Take every line where the string "Sultanate" appears and copy it.

━━ Information provided

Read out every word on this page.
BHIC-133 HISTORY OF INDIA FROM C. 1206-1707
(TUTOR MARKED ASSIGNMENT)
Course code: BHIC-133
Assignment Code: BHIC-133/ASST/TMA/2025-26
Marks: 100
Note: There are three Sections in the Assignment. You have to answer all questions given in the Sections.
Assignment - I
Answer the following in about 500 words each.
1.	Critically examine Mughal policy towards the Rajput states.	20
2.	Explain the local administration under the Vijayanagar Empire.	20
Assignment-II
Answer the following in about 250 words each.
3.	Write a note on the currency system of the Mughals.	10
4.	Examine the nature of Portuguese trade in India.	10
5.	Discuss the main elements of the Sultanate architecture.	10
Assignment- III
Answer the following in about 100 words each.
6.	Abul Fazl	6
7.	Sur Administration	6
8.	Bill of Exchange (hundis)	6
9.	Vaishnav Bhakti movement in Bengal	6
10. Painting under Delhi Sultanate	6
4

━━━━

◆ Reply to the task:
5.	Discuss the main elements of the Sultanate architecture.	10
10. Painting under Delhi Sultanate	6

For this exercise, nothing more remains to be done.